━━ AVAILABLE DATA ━━

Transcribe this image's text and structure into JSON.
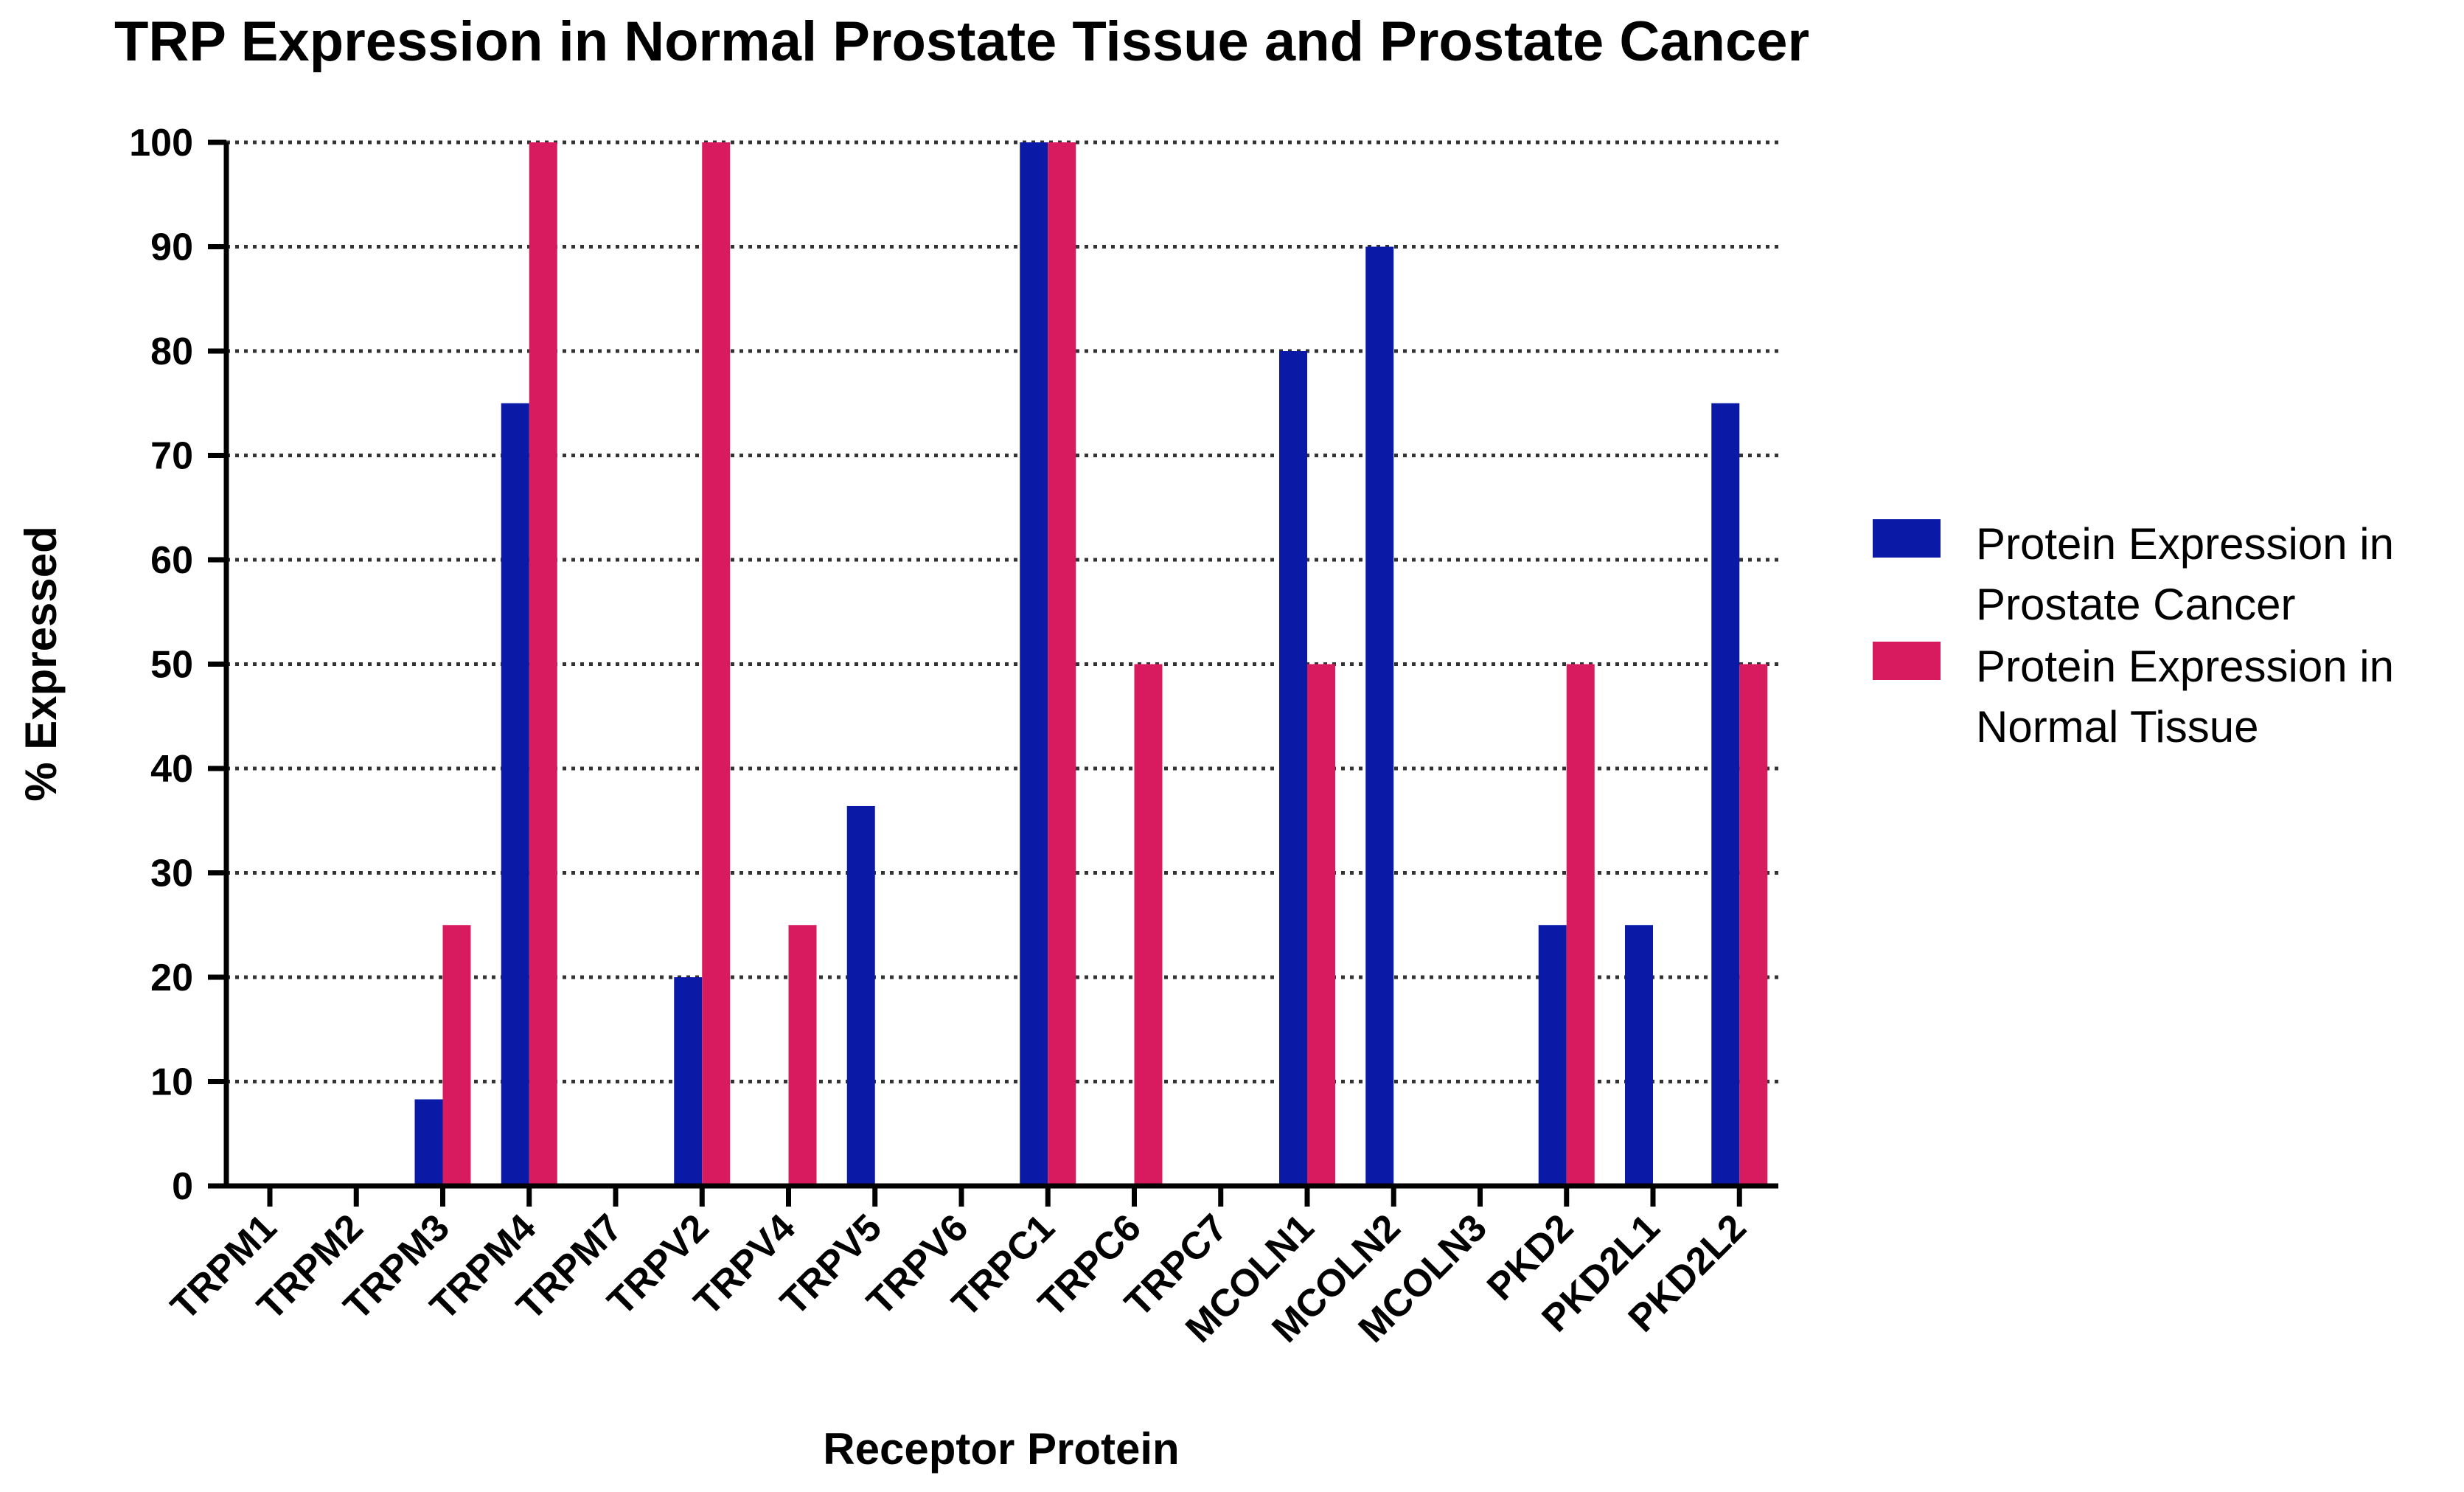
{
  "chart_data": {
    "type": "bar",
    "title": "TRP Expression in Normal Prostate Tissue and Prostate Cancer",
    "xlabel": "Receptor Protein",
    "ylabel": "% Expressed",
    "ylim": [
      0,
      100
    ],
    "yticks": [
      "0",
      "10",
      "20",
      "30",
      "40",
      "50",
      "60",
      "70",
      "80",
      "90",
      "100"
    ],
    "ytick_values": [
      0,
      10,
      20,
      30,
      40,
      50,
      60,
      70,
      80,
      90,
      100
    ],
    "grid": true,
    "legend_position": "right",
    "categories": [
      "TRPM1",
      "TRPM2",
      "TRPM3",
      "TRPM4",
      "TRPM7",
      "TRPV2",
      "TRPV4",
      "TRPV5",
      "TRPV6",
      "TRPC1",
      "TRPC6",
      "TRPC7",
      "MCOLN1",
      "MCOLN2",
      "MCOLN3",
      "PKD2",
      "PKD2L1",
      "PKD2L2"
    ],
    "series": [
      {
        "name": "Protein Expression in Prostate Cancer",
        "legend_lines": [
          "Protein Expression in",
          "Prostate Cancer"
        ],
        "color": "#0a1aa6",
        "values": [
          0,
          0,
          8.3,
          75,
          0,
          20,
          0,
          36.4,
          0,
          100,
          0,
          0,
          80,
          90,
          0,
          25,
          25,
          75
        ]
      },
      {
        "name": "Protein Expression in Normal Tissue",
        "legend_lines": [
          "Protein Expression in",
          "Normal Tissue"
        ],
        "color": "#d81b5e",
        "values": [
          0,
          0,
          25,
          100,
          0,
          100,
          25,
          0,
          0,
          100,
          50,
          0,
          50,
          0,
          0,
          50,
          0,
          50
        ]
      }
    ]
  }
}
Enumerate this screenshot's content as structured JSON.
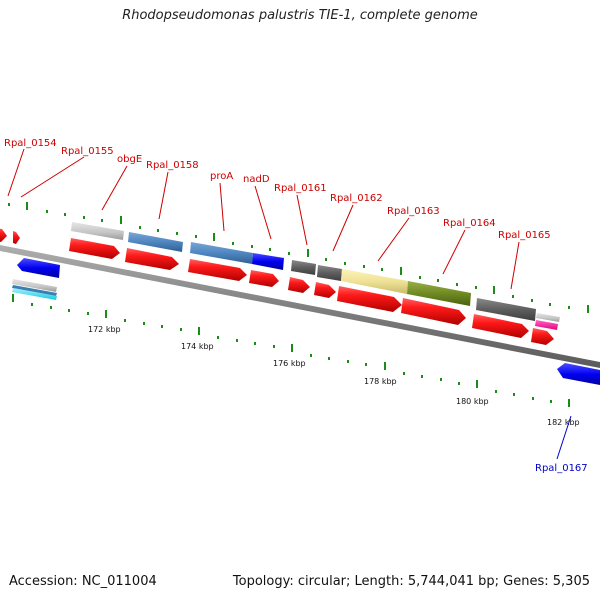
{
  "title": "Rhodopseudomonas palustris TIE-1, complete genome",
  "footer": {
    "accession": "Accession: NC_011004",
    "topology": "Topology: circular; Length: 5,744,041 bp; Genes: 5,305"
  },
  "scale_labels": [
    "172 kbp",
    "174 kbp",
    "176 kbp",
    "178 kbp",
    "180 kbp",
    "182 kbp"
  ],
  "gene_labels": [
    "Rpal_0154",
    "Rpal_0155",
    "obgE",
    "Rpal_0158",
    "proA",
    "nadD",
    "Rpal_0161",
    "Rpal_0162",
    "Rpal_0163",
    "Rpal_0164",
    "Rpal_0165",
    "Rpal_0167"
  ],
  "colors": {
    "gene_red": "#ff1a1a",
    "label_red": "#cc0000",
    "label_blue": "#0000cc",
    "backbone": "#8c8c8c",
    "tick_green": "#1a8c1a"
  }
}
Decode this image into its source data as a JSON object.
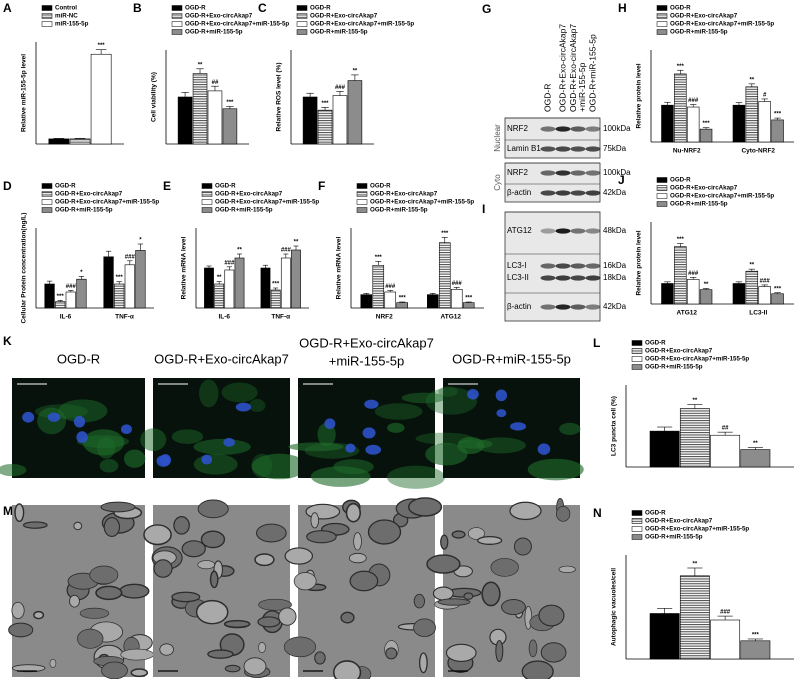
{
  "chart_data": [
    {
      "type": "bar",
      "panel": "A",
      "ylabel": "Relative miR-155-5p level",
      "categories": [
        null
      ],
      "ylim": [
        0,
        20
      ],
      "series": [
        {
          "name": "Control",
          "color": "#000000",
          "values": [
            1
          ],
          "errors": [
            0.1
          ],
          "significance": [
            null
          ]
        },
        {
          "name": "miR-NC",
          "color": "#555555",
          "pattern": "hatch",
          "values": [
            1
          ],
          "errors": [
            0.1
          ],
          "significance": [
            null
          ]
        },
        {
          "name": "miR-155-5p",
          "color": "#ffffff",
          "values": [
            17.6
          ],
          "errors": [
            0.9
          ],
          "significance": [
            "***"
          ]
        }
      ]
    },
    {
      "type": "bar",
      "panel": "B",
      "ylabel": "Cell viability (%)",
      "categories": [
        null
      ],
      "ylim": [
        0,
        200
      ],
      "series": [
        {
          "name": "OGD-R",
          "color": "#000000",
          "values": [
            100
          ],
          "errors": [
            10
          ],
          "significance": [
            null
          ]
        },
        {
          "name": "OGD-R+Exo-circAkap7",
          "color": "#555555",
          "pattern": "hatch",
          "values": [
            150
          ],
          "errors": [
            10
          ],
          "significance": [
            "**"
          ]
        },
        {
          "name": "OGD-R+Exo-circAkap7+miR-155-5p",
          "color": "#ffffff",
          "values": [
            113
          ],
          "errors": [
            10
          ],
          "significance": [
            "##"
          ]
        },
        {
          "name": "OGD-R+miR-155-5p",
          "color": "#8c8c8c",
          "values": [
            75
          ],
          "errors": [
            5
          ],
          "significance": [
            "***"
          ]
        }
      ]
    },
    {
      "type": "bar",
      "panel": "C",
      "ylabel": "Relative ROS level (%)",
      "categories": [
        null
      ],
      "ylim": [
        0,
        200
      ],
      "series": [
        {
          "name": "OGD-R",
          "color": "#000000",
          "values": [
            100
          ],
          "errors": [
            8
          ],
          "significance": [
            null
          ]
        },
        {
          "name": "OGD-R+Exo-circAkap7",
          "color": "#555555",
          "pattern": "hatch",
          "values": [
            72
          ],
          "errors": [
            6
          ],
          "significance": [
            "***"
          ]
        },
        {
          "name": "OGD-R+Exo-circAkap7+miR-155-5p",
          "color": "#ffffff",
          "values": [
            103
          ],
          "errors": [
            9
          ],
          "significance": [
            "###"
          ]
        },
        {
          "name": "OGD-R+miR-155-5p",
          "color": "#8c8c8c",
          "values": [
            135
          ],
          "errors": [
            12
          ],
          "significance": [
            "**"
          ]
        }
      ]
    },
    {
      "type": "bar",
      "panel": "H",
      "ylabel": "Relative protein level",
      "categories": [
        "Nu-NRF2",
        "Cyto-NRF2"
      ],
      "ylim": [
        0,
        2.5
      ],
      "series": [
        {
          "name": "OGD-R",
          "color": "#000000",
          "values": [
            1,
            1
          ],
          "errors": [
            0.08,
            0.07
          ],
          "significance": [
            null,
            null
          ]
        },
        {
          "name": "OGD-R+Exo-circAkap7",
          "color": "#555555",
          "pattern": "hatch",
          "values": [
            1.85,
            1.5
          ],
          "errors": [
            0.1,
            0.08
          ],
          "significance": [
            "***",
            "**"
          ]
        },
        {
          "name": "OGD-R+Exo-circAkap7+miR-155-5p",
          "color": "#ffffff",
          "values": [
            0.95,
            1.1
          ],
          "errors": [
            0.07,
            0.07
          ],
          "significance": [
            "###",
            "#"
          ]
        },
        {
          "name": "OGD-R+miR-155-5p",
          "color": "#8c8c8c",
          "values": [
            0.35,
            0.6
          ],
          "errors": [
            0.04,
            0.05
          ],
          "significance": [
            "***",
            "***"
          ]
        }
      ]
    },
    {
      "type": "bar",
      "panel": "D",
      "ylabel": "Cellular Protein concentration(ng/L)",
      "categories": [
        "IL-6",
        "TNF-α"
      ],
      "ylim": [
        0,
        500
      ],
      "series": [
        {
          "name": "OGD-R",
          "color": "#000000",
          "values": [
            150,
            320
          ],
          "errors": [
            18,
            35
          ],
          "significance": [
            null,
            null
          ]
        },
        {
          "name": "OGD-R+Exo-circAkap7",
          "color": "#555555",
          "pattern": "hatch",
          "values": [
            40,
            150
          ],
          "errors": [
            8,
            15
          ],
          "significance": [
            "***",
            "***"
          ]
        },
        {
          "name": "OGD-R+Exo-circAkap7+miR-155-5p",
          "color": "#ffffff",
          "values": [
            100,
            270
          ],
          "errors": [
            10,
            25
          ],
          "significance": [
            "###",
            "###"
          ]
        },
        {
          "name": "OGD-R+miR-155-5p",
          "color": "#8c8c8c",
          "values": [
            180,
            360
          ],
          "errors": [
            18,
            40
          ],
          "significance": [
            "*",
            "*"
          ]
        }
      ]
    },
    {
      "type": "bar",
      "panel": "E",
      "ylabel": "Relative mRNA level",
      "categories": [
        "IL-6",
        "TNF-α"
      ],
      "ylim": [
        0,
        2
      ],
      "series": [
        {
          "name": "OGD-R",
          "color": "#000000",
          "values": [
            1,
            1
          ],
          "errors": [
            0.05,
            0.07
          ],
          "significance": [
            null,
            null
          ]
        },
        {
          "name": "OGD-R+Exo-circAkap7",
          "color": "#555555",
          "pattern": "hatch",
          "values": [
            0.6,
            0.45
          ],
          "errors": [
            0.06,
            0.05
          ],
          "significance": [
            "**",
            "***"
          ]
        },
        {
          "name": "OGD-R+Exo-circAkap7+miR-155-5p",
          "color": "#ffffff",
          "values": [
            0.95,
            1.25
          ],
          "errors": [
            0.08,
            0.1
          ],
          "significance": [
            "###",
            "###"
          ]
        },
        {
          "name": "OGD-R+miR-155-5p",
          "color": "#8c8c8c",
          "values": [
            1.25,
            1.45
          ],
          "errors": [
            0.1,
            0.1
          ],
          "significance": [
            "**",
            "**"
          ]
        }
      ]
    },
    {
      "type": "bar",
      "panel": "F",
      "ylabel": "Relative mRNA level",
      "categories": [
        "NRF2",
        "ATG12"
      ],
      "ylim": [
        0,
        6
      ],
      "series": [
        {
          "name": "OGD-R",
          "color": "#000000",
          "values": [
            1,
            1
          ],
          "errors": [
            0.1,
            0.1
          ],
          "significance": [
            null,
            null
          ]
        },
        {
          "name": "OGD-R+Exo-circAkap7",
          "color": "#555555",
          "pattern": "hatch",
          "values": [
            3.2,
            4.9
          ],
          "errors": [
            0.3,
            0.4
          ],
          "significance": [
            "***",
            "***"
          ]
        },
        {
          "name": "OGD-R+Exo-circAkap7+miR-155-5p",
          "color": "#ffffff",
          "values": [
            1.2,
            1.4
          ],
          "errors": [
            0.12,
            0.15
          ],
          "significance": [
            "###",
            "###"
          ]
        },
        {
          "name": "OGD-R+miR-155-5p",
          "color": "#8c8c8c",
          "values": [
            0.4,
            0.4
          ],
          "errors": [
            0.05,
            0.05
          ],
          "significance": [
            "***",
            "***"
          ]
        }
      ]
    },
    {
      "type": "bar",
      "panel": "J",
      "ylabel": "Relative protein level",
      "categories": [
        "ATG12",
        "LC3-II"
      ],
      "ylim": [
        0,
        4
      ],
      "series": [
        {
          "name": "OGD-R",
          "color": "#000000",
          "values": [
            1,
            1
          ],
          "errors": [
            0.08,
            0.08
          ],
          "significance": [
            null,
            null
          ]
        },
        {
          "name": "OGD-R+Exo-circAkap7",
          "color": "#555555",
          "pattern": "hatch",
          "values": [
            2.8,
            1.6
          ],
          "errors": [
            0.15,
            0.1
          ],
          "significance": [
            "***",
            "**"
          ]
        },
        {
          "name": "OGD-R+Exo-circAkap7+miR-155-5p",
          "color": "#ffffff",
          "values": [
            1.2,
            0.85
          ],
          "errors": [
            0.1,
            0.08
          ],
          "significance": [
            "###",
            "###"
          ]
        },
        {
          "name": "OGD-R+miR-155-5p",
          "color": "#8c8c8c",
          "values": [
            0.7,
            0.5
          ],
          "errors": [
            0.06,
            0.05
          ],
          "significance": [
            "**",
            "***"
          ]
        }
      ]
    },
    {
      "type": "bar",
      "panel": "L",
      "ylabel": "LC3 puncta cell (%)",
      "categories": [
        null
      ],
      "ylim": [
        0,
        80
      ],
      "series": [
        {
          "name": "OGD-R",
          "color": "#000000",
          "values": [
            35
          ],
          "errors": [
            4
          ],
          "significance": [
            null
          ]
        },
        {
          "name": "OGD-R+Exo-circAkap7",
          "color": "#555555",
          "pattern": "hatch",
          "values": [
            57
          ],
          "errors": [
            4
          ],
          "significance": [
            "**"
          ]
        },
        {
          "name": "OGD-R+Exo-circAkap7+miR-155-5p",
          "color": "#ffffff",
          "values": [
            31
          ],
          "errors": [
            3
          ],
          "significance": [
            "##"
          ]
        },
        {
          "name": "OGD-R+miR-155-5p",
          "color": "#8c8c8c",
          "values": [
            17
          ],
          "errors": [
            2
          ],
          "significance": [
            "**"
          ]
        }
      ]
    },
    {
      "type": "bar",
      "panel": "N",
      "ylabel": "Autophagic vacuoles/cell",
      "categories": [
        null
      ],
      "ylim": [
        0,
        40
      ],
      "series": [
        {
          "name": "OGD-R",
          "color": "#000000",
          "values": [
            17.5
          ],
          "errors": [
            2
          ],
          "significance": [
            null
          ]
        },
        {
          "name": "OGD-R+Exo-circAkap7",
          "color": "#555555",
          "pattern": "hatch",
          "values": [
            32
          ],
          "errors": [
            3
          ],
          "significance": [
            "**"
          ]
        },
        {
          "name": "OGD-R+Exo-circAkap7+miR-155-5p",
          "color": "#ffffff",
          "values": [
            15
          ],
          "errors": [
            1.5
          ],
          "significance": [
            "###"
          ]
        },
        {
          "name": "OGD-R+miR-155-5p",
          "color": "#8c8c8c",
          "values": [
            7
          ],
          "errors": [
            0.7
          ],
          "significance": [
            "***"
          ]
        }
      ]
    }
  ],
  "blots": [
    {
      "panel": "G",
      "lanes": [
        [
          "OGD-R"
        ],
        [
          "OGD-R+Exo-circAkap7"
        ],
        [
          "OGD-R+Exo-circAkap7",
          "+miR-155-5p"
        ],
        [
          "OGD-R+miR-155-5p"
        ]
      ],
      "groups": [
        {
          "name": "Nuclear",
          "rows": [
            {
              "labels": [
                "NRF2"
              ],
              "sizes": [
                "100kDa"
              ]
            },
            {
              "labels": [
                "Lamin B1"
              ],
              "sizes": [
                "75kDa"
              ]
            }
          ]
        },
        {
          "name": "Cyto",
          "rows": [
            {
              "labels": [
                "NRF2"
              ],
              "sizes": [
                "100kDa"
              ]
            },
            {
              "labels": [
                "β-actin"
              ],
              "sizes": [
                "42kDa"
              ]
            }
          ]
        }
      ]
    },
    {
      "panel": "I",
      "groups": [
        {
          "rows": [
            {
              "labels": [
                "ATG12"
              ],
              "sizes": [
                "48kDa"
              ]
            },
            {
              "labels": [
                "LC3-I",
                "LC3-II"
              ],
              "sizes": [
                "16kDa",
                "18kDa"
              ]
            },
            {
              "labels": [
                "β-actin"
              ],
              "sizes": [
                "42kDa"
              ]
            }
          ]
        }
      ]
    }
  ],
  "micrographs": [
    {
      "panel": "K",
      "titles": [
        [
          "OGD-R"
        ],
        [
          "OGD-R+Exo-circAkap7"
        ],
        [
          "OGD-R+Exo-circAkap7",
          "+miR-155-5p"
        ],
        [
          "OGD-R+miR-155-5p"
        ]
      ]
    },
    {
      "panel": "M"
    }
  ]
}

━━━

_EXERCISE DESCRIPTION:_
Across the entries, state how many lines contain "Tissue", giving the number only.

_SOLUTION TO THIS PROBLEM:_
3